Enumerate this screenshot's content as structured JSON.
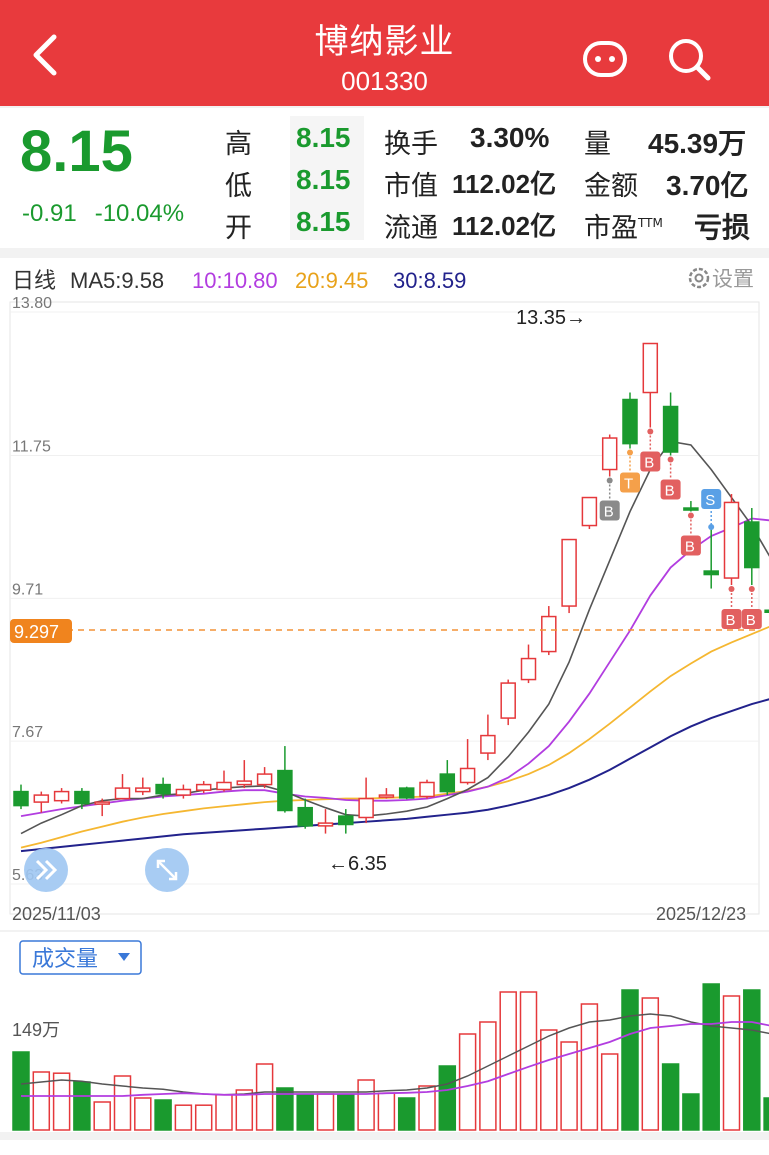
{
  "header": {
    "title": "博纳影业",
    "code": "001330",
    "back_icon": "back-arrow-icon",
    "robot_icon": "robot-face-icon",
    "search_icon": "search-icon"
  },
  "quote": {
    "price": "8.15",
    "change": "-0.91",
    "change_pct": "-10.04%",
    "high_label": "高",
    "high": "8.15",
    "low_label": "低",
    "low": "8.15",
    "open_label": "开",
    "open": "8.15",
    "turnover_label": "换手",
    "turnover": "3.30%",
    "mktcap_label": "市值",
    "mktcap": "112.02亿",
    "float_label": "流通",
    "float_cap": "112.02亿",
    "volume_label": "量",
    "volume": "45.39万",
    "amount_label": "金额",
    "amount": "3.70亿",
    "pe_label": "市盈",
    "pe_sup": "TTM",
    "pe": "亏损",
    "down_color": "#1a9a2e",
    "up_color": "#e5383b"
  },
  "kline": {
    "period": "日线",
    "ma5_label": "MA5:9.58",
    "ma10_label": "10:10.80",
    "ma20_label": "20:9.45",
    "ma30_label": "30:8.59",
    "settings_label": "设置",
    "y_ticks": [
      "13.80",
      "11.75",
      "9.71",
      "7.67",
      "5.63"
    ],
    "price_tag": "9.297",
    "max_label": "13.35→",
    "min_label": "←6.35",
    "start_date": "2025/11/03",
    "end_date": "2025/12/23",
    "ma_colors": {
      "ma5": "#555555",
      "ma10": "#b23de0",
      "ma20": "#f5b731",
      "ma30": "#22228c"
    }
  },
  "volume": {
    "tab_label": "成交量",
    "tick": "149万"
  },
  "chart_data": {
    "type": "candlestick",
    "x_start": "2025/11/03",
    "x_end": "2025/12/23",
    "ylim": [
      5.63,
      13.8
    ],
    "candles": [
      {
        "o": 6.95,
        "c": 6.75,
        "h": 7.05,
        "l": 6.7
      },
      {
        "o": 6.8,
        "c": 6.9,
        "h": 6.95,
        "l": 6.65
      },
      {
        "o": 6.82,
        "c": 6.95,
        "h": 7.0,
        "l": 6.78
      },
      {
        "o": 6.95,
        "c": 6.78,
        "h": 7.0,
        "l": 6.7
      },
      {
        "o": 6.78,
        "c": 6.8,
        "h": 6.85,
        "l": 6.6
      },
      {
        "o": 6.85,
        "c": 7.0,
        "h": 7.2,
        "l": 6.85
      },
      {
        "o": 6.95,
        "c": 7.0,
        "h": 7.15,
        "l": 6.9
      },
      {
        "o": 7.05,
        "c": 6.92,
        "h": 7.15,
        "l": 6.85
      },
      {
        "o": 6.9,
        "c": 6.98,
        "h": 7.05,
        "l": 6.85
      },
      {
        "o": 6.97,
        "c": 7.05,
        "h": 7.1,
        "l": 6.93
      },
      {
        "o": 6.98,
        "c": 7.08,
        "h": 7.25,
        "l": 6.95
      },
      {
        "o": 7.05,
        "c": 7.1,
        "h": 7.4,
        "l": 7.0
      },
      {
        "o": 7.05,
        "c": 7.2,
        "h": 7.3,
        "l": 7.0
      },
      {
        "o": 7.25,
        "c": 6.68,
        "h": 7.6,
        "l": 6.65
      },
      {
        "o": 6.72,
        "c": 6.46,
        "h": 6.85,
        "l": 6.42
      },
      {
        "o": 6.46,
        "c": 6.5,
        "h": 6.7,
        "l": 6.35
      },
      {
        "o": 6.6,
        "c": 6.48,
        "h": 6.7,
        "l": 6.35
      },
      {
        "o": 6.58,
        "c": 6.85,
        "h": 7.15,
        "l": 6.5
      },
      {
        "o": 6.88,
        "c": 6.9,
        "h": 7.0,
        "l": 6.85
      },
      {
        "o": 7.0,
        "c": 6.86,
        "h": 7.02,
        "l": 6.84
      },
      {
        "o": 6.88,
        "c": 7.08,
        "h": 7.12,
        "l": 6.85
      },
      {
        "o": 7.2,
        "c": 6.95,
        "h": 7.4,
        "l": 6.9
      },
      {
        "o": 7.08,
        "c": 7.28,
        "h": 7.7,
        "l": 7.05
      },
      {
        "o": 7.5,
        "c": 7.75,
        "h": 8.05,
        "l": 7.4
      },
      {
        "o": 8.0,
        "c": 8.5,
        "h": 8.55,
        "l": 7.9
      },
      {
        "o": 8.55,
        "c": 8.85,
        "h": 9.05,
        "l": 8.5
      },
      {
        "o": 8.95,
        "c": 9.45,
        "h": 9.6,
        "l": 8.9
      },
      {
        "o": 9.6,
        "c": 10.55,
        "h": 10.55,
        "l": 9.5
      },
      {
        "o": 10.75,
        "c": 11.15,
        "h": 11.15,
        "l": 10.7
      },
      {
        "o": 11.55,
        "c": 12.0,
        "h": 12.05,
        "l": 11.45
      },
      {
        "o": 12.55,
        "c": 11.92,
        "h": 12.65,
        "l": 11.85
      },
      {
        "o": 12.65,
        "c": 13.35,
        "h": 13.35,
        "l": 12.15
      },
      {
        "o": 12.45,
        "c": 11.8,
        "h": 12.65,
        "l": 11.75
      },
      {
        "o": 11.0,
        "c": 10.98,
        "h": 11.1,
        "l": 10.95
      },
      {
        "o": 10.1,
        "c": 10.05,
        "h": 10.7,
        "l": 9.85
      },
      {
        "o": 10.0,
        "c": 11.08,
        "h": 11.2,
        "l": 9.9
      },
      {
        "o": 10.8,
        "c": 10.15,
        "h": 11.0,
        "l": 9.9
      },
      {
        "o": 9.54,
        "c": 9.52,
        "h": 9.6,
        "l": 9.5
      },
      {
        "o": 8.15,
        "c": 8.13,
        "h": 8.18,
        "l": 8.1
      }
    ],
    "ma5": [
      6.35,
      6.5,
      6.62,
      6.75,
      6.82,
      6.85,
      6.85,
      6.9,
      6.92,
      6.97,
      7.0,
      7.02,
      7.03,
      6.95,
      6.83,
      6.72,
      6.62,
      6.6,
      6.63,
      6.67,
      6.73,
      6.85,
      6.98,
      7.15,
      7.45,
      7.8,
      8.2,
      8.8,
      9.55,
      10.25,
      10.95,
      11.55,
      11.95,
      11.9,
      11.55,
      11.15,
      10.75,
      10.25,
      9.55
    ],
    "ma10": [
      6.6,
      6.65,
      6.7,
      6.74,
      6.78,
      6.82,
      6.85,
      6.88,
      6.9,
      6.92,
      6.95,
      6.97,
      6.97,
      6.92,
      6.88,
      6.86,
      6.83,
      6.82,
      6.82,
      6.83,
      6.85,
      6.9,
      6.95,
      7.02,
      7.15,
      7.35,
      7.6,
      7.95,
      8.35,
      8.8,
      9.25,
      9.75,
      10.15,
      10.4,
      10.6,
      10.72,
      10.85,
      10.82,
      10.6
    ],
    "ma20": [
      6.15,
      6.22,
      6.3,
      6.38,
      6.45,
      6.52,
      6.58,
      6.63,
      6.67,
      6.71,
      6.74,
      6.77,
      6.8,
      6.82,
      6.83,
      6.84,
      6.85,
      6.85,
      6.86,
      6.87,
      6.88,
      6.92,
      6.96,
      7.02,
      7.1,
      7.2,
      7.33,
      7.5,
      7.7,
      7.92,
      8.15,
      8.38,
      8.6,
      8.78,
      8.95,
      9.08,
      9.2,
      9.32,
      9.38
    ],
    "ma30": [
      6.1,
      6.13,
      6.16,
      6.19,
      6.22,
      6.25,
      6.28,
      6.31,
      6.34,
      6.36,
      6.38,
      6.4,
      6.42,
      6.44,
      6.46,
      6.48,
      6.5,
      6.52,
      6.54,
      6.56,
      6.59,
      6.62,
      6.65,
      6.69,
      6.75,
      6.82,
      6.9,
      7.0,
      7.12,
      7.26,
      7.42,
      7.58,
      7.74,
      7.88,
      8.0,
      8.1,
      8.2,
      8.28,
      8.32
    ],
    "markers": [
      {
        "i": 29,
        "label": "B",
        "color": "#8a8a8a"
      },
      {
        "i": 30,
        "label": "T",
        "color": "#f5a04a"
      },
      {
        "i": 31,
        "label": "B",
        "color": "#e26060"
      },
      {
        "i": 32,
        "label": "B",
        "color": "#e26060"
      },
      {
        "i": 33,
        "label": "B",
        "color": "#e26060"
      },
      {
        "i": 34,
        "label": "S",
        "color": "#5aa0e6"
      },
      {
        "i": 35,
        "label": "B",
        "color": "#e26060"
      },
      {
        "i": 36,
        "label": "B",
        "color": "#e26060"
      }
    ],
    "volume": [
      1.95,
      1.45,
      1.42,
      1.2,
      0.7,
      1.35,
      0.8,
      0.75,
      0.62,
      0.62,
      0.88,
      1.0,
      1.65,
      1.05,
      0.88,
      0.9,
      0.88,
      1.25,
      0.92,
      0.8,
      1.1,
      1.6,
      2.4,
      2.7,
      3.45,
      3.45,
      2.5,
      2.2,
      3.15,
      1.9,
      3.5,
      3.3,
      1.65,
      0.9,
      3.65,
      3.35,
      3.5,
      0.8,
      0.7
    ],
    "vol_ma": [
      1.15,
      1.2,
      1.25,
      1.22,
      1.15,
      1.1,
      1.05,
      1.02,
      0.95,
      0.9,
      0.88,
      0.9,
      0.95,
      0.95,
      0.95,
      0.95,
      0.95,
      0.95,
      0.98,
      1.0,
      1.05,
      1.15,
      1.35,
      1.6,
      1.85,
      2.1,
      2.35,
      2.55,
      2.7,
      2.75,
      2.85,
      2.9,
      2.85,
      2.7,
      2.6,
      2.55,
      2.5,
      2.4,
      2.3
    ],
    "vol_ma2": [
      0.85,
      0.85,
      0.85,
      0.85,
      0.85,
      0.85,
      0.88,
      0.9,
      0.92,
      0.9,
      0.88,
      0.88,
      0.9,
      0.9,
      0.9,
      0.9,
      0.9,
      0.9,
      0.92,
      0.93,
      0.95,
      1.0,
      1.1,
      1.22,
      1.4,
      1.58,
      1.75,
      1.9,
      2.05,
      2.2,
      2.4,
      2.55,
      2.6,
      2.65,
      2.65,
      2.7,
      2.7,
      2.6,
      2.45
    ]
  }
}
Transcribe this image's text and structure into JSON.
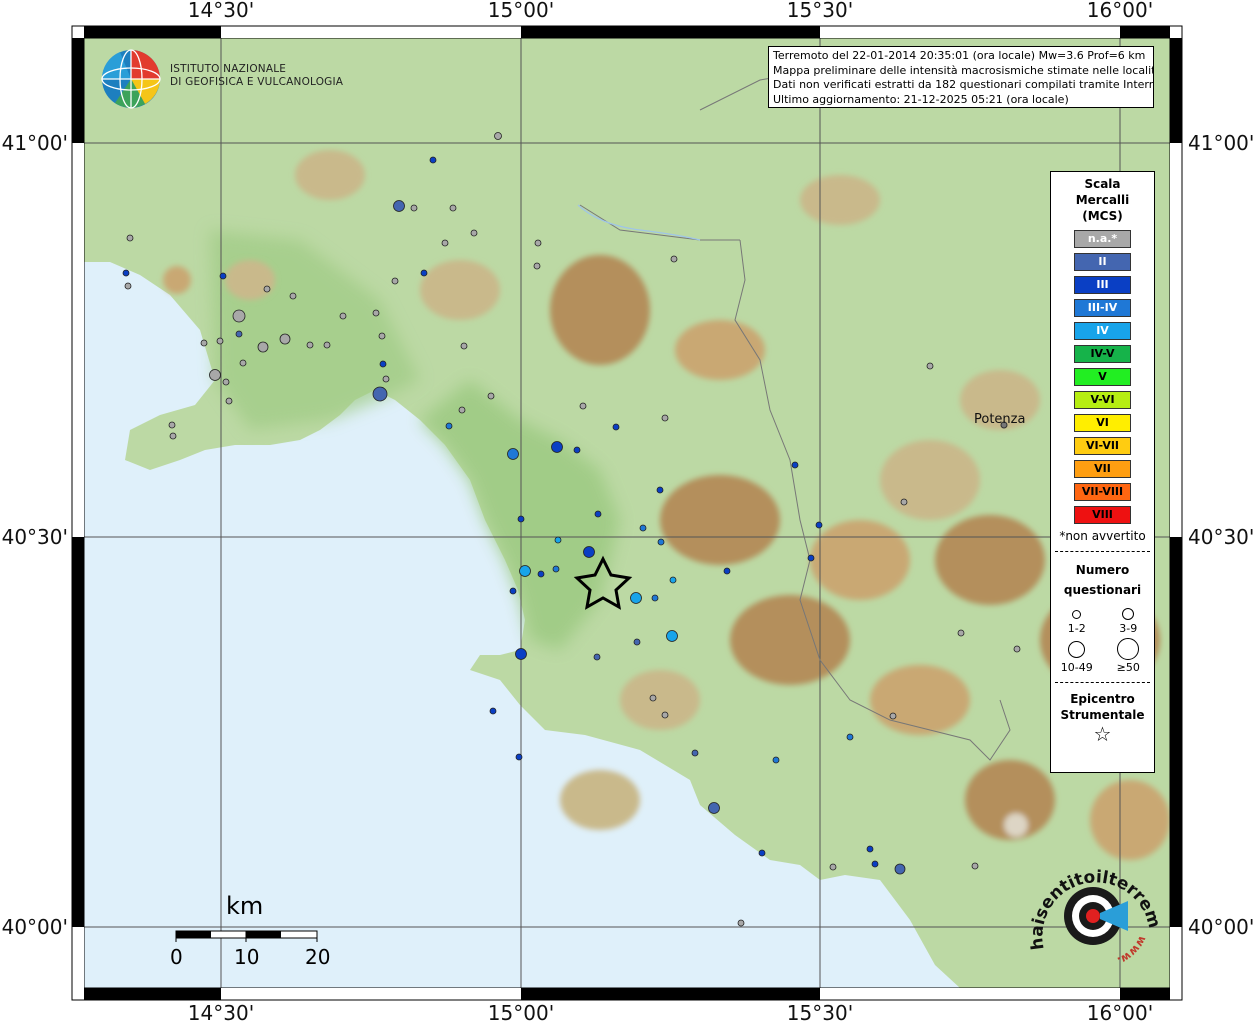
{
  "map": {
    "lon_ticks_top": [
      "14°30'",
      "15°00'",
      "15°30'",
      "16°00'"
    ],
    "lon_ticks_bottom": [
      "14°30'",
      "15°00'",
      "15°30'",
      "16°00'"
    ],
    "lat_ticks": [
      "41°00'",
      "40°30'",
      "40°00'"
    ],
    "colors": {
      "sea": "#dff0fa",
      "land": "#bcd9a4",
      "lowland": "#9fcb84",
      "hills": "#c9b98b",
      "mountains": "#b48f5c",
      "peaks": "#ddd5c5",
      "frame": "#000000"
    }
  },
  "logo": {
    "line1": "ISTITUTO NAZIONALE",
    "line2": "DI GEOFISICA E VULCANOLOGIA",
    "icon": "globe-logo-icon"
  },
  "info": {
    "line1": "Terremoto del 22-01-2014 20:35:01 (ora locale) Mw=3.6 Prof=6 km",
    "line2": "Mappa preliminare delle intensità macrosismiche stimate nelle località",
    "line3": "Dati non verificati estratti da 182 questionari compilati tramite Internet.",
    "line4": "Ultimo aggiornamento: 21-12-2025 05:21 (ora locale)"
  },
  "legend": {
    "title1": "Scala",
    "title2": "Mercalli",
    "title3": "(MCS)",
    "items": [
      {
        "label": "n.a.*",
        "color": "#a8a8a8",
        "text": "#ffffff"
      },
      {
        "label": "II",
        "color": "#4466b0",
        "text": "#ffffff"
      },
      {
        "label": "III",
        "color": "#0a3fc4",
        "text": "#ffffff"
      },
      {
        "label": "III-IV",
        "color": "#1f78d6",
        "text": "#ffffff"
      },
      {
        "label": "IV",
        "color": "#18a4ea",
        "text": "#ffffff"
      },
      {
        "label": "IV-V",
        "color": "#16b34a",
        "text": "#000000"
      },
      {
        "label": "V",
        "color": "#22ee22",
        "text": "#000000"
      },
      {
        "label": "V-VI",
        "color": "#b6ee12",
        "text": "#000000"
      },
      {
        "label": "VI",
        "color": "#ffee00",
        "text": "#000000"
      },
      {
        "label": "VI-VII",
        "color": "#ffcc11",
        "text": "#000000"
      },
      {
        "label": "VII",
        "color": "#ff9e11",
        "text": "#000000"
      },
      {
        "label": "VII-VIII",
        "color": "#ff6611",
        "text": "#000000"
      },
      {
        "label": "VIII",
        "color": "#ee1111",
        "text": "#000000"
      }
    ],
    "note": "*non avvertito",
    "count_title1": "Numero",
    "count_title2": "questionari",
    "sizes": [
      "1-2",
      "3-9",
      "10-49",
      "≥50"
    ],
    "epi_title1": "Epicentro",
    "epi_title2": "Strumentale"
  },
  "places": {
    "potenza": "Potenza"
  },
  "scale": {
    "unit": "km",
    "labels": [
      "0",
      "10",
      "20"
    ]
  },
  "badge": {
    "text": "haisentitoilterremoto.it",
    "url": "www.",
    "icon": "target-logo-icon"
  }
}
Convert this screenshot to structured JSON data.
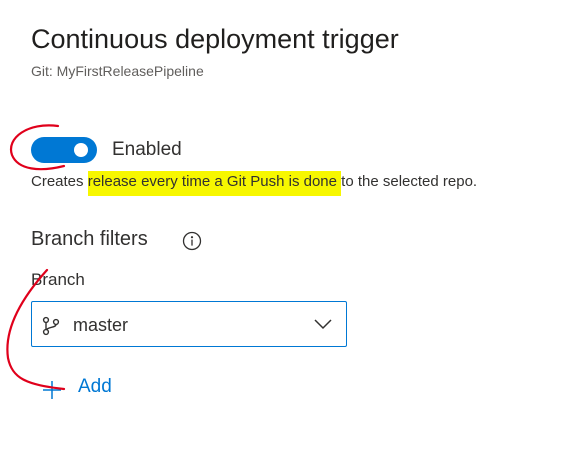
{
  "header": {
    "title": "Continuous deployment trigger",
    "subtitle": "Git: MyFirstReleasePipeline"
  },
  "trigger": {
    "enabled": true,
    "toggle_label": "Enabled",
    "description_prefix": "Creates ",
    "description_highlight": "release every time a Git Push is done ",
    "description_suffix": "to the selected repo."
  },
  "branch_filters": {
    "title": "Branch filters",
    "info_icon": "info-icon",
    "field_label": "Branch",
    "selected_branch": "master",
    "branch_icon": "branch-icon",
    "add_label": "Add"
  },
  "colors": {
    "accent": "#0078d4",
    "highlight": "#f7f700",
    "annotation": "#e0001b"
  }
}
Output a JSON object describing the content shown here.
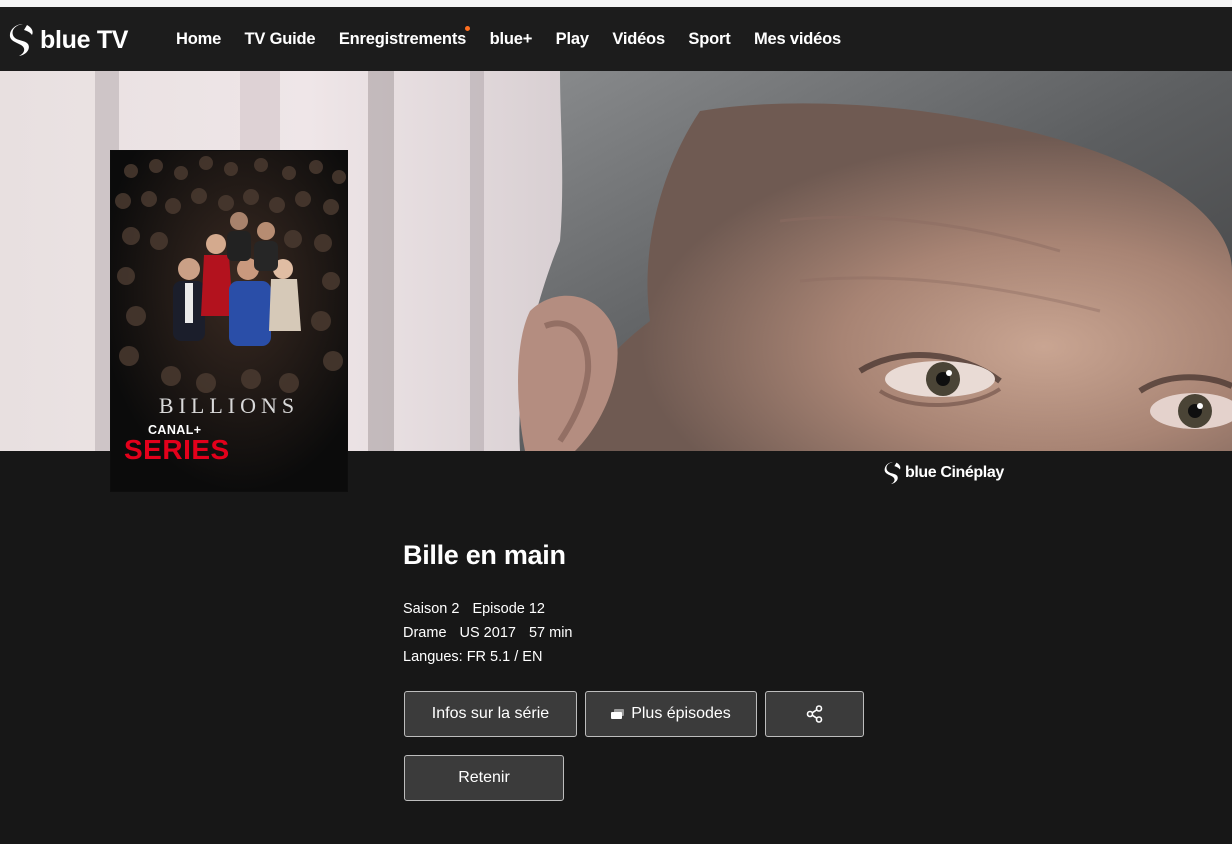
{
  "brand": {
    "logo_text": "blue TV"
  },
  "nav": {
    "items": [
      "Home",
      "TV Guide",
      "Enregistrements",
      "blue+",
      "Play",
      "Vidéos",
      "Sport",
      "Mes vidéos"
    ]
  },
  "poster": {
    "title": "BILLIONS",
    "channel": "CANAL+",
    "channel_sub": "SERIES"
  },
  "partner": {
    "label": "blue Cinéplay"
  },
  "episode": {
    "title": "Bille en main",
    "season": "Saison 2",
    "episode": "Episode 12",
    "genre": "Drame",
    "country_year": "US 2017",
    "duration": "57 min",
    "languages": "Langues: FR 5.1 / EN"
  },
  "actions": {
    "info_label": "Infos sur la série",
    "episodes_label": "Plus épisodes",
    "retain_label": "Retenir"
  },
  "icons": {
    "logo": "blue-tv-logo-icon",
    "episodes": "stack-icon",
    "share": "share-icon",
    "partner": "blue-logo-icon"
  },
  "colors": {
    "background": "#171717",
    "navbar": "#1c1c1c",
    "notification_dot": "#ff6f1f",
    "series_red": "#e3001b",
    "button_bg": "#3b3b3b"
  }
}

● ● ● ● ● ● ●

■ **DIRECTION**
Each line in the listing above that contains "screenshot" should be copied.

■ **RESULT FOR THIS TASK**
Enumerate this screenshot's content as structured JSON.
Convert this screenshot to structured JSON data.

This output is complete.